> [DESCRIPTION OF THE TASK]
For each line that holds "Equipped", copy the line out.

> [RECORDS SHOWN]
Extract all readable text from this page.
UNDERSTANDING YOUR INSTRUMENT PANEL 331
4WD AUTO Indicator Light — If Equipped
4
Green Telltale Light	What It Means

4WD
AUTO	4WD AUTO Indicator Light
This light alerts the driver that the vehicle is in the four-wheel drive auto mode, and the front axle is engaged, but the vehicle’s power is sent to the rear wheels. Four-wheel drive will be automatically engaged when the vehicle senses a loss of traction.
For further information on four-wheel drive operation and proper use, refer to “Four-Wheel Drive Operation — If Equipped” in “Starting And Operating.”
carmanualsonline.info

> [SOLUTION]
4WD AUTO Indicator Light — If Equipped
For further information on four-wheel drive operation and proper use, refer to “Four-Wheel Drive Operation — If Equipped” in “Starting And Operating.”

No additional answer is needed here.